WORK INSTRUCTIONS: Copy each line of the records that contains the word "como".

Raw records
+ + + +

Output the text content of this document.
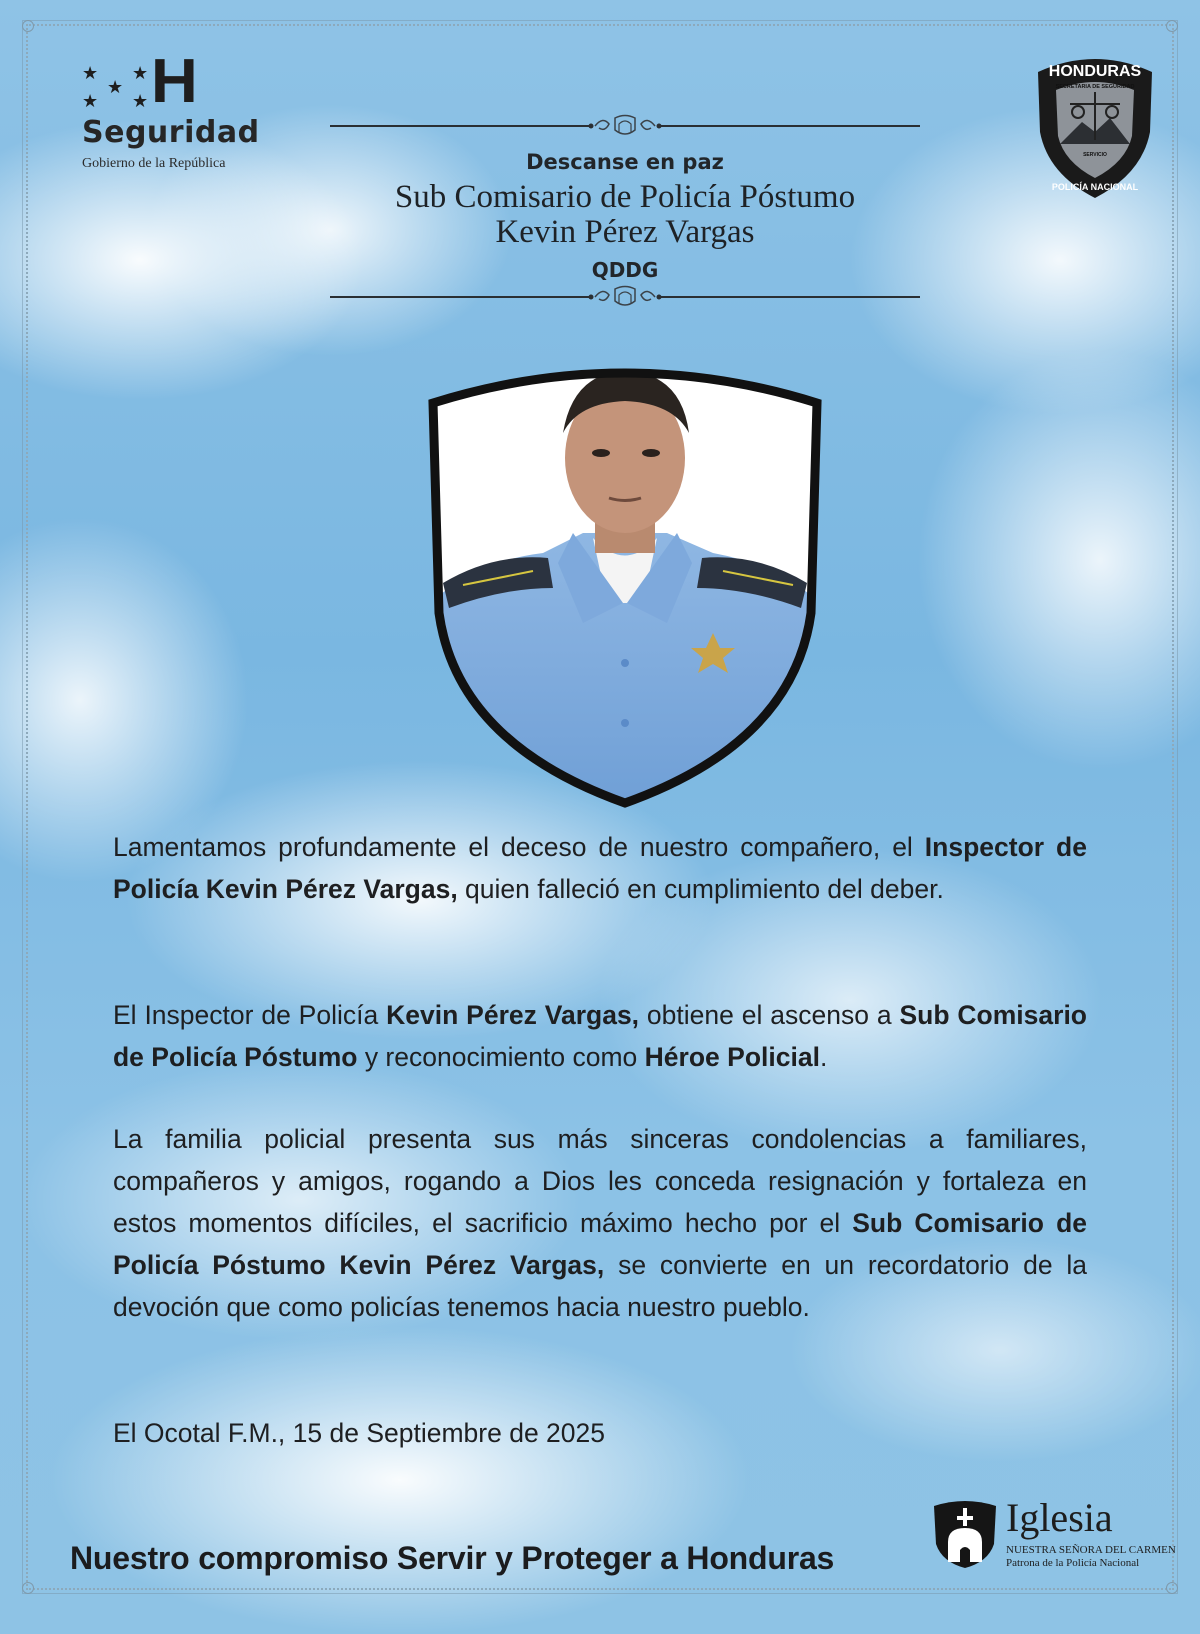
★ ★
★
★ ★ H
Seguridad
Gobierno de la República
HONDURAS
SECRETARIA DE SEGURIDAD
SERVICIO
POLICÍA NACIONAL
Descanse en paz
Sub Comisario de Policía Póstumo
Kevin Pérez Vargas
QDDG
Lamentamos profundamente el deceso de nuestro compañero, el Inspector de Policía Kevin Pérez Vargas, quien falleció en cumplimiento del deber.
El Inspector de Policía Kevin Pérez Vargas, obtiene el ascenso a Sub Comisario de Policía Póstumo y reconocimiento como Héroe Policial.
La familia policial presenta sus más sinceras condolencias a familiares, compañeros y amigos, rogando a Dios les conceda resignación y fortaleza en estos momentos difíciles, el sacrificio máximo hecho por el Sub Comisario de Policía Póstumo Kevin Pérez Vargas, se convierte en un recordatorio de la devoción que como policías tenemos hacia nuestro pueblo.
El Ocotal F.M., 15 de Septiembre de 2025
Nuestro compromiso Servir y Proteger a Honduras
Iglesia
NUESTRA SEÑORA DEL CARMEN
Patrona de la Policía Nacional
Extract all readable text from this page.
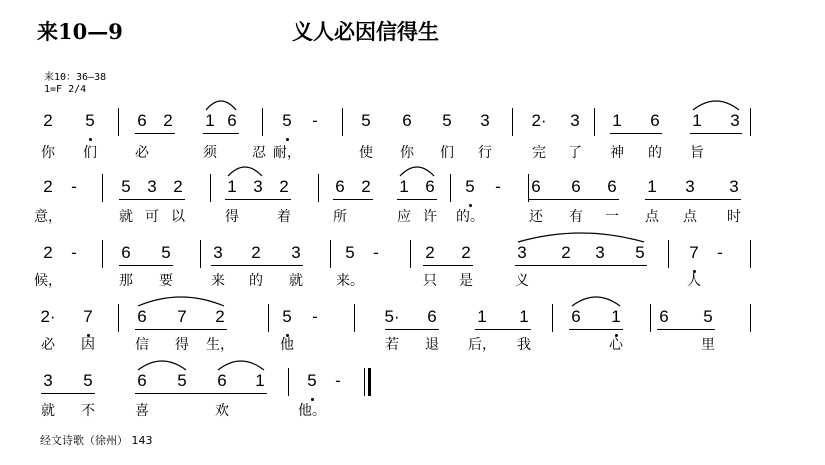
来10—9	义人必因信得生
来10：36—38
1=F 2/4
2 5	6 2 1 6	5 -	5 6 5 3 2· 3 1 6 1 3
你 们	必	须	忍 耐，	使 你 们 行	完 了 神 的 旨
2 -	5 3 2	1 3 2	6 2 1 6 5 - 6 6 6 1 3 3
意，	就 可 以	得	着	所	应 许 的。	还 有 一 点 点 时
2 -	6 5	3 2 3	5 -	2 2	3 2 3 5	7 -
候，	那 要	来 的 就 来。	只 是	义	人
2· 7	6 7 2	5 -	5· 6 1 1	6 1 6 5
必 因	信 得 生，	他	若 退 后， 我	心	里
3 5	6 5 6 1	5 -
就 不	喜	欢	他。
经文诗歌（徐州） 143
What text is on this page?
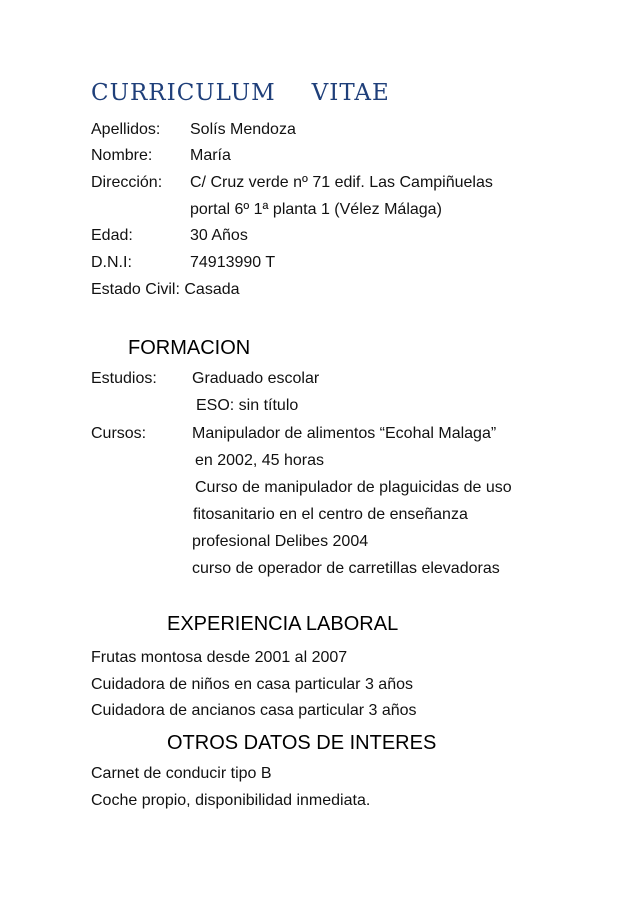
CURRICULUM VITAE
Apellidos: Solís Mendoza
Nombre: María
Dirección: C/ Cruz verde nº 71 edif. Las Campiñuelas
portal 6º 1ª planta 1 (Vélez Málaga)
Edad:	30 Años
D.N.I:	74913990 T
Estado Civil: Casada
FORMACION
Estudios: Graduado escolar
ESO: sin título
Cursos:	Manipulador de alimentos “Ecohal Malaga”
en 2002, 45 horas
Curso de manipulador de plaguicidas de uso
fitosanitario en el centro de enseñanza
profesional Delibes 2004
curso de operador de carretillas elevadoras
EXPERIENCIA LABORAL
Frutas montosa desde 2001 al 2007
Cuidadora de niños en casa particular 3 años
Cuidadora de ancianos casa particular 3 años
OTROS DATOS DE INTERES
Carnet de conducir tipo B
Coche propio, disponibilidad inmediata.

+ + + +

WRITTEN ANSWER:
El Inspector de Policía Kevin Pérez Vargas, obtiene el ascenso a Sub Comisario de Policía Póstumo y reconocimiento como Héroe Policial.
La familia policial presenta sus más sinceras condolencias a familiares, compañeros y amigos, rogando a Dios les conceda resignación y fortaleza en estos momentos difíciles, el sacrificio máximo hecho por el Sub Comisario de Policía Póstumo Kevin Pérez Vargas, se convierte en un recordatorio de la devoción que como policías tenemos hacia nuestro pueblo.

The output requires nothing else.